[Records from a data source]

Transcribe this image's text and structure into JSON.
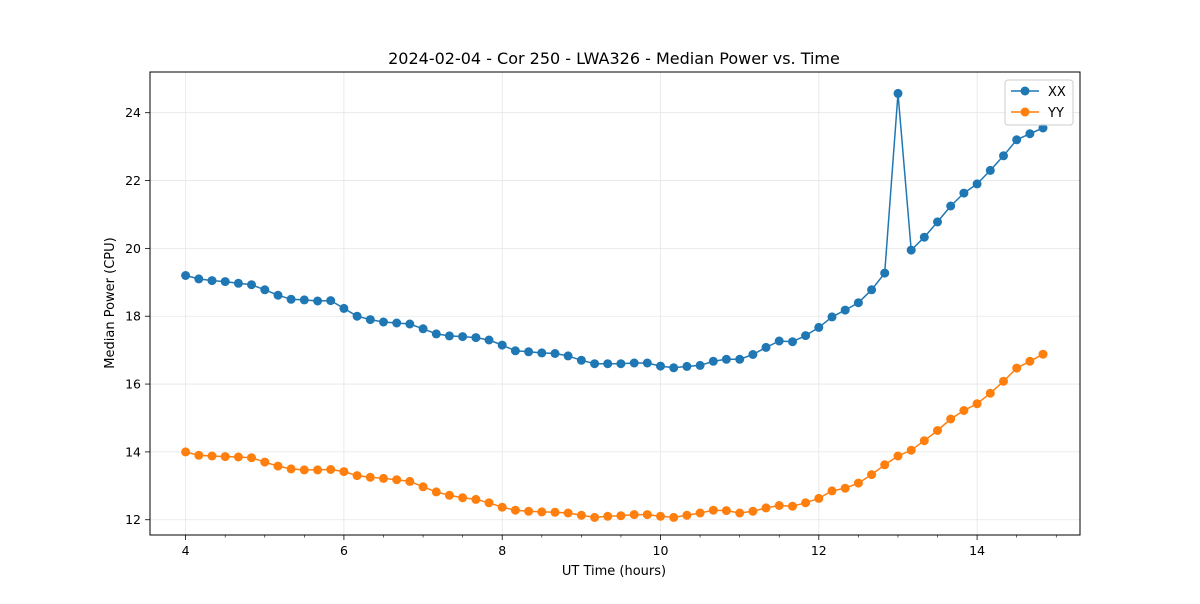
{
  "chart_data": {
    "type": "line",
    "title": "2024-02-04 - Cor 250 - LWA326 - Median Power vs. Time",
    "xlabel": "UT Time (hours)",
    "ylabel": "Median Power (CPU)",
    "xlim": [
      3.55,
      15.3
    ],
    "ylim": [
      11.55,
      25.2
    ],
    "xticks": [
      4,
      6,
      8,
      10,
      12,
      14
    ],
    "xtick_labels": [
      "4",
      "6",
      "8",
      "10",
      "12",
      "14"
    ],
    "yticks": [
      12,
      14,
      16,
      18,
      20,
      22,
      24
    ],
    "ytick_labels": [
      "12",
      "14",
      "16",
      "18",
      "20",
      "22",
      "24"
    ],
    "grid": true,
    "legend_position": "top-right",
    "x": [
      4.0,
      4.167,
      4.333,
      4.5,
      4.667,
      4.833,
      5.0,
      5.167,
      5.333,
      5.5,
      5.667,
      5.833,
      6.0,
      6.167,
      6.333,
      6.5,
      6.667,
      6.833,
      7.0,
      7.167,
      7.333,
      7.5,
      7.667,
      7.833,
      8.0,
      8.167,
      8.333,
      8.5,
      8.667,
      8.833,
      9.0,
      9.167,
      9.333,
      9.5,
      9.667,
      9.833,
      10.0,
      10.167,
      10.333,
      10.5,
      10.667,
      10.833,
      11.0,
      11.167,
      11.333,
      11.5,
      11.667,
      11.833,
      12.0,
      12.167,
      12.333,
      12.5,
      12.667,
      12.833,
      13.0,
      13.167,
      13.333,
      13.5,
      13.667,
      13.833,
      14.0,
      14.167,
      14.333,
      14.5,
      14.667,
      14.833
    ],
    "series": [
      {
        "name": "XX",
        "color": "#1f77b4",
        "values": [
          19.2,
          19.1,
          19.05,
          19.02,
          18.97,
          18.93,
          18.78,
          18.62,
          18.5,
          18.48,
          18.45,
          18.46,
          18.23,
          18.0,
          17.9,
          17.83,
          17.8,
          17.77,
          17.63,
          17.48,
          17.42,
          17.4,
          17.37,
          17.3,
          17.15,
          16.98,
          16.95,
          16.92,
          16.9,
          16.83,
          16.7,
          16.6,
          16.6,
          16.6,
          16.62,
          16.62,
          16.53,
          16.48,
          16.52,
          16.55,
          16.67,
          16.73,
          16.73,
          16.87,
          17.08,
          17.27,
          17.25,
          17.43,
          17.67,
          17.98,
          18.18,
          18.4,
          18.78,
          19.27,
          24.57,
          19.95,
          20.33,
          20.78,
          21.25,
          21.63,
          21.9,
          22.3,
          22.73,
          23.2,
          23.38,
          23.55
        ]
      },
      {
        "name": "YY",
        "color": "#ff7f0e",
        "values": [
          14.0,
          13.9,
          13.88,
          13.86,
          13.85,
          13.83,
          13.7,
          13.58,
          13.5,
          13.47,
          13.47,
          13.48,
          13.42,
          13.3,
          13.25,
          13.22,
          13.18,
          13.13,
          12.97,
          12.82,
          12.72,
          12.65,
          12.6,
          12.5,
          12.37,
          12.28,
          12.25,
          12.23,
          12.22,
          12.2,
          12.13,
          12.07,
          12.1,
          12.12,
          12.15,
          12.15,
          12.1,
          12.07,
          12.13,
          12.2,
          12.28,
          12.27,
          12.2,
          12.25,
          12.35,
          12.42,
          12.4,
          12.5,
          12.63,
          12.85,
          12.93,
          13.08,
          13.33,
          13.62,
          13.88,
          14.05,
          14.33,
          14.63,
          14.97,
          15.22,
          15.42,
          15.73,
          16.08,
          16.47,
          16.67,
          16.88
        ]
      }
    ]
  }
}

> WHAT IS BEING ASKED: From the data above, gather every line that includes the word "Median".

> FULL SOLUTION:
    "title": "2024-02-04 - Cor 250 - LWA326 - Median Power vs. Time",
    "ylabel": "Median Power (CPU)",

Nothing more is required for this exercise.